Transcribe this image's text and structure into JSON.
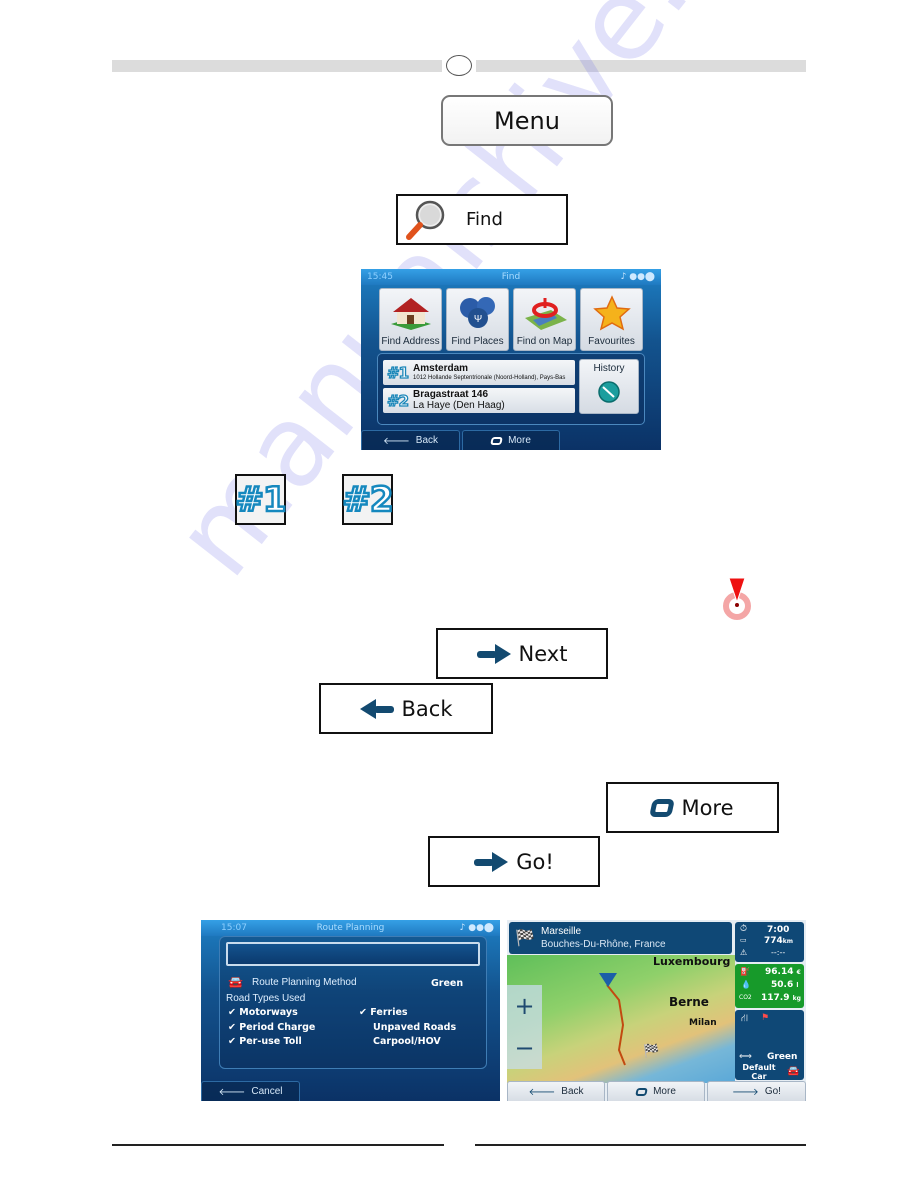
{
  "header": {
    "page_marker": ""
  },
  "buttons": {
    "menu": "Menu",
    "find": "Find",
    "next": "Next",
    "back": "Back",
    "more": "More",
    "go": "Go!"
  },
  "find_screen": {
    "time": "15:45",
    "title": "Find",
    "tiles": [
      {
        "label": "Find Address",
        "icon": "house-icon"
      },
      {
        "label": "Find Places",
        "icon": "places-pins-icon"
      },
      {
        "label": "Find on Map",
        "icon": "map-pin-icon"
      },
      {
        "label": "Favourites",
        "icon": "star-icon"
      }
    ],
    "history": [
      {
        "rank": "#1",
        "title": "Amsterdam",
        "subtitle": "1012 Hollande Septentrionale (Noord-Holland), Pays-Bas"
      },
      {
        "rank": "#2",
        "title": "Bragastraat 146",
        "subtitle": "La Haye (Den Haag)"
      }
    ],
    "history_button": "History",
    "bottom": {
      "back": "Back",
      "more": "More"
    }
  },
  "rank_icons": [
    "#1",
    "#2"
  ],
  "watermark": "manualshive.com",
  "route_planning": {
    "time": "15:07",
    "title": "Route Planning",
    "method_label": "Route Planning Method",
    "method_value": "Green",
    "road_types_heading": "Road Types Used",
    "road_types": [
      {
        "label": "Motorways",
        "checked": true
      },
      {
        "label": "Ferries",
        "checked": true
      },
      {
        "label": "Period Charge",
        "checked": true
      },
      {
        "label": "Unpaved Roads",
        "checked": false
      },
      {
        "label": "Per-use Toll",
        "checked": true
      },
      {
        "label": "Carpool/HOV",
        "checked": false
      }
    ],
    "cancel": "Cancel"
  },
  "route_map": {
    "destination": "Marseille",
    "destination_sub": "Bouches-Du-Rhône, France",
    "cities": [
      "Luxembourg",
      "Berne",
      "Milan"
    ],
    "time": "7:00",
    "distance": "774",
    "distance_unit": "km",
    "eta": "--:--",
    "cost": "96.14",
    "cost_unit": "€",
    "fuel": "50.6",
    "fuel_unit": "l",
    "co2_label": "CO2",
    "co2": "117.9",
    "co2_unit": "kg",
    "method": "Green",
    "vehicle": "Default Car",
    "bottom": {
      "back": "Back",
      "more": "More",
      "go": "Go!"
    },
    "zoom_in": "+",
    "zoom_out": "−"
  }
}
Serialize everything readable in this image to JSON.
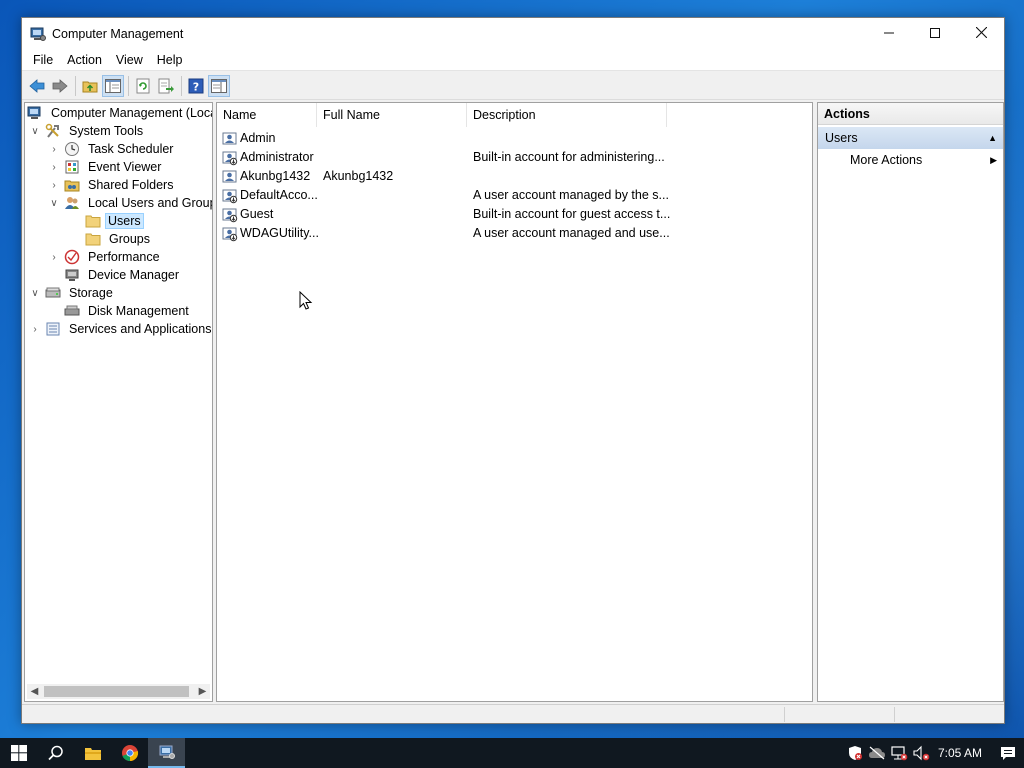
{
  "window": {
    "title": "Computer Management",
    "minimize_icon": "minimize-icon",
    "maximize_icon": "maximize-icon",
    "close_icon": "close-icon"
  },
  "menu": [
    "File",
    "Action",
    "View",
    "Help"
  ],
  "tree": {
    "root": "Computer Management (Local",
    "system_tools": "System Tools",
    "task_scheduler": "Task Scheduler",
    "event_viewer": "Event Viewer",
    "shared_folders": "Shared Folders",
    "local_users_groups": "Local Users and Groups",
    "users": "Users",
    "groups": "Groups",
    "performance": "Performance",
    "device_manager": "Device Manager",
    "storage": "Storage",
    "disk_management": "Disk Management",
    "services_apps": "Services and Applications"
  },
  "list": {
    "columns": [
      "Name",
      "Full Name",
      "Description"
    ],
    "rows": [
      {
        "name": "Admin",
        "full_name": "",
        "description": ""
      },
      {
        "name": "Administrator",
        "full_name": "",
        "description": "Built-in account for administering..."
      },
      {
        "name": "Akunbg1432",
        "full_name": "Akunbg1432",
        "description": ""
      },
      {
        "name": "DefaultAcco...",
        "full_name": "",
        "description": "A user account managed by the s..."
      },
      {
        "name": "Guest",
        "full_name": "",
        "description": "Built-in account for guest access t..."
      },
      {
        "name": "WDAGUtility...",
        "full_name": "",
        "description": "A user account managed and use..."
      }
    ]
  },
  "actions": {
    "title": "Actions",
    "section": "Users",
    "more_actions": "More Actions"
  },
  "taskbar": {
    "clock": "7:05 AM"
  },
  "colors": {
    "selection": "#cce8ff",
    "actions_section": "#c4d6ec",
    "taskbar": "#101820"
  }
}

-- What to work on --
Omit the pictures, and quote the material above exactly as given.

-- Correct result --
Transcribe this image's text and structure into JSON.
{
  "header": {
    "page_marker": ""
  },
  "buttons": {
    "menu": "Menu",
    "find": "Find",
    "next": "Next",
    "back": "Back",
    "more": "More",
    "go": "Go!"
  },
  "find_screen": {
    "time": "15:45",
    "title": "Find",
    "tiles": [
      {
        "label": "Find Address",
        "icon": "house-icon"
      },
      {
        "label": "Find Places",
        "icon": "places-pins-icon"
      },
      {
        "label": "Find on Map",
        "icon": "map-pin-icon"
      },
      {
        "label": "Favourites",
        "icon": "star-icon"
      }
    ],
    "history": [
      {
        "rank": "#1",
        "title": "Amsterdam",
        "subtitle": "1012 Hollande Septentrionale (Noord-Holland), Pays-Bas"
      },
      {
        "rank": "#2",
        "title": "Bragastraat 146",
        "subtitle": "La Haye (Den Haag)"
      }
    ],
    "history_button": "History",
    "bottom": {
      "back": "Back",
      "more": "More"
    }
  },
  "rank_icons": [
    "#1",
    "#2"
  ],
  "watermark": "manualshive.com",
  "route_planning": {
    "time": "15:07",
    "title": "Route Planning",
    "method_label": "Route Planning Method",
    "method_value": "Green",
    "road_types_heading": "Road Types Used",
    "road_types": [
      {
        "label": "Motorways",
        "checked": true
      },
      {
        "label": "Ferries",
        "checked": true
      },
      {
        "label": "Period Charge",
        "checked": true
      },
      {
        "label": "Unpaved Roads",
        "checked": false
      },
      {
        "label": "Per-use Toll",
        "checked": true
      },
      {
        "label": "Carpool/HOV",
        "checked": false
      }
    ],
    "cancel": "Cancel"
  },
  "route_map": {
    "destination": "Marseille",
    "destination_sub": "Bouches-Du-Rhône, France",
    "cities": [
      "Luxembourg",
      "Berne",
      "Milan"
    ],
    "time": "7:00",
    "distance": "774",
    "distance_unit": "km",
    "eta": "--:--",
    "cost": "96.14",
    "cost_unit": "€",
    "fuel": "50.6",
    "fuel_unit": "l",
    "co2_label": "CO2",
    "co2": "117.9",
    "co2_unit": "kg",
    "method": "Green",
    "vehicle": "Default Car",
    "bottom": {
      "back": "Back",
      "more": "More",
      "go": "Go!"
    },
    "zoom_in": "+",
    "zoom_out": "−"
  }
}
Serialize everything readable in this image to JSON.
{
  "window": {
    "title": "Computer Management",
    "minimize_icon": "minimize-icon",
    "maximize_icon": "maximize-icon",
    "close_icon": "close-icon"
  },
  "menu": [
    "File",
    "Action",
    "View",
    "Help"
  ],
  "tree": {
    "root": "Computer Management (Local",
    "system_tools": "System Tools",
    "task_scheduler": "Task Scheduler",
    "event_viewer": "Event Viewer",
    "shared_folders": "Shared Folders",
    "local_users_groups": "Local Users and Groups",
    "users": "Users",
    "groups": "Groups",
    "performance": "Performance",
    "device_manager": "Device Manager",
    "storage": "Storage",
    "disk_management": "Disk Management",
    "services_apps": "Services and Applications"
  },
  "list": {
    "columns": [
      "Name",
      "Full Name",
      "Description"
    ],
    "rows": [
      {
        "name": "Admin",
        "full_name": "",
        "description": ""
      },
      {
        "name": "Administrator",
        "full_name": "",
        "description": "Built-in account for administering..."
      },
      {
        "name": "Akunbg1432",
        "full_name": "Akunbg1432",
        "description": ""
      },
      {
        "name": "DefaultAcco...",
        "full_name": "",
        "description": "A user account managed by the s..."
      },
      {
        "name": "Guest",
        "full_name": "",
        "description": "Built-in account for guest access t..."
      },
      {
        "name": "WDAGUtility...",
        "full_name": "",
        "description": "A user account managed and use..."
      }
    ]
  },
  "actions": {
    "title": "Actions",
    "section": "Users",
    "more_actions": "More Actions"
  },
  "taskbar": {
    "clock": "7:05 AM"
  },
  "colors": {
    "selection": "#cce8ff",
    "actions_section": "#c4d6ec",
    "taskbar": "#101820"
  }
}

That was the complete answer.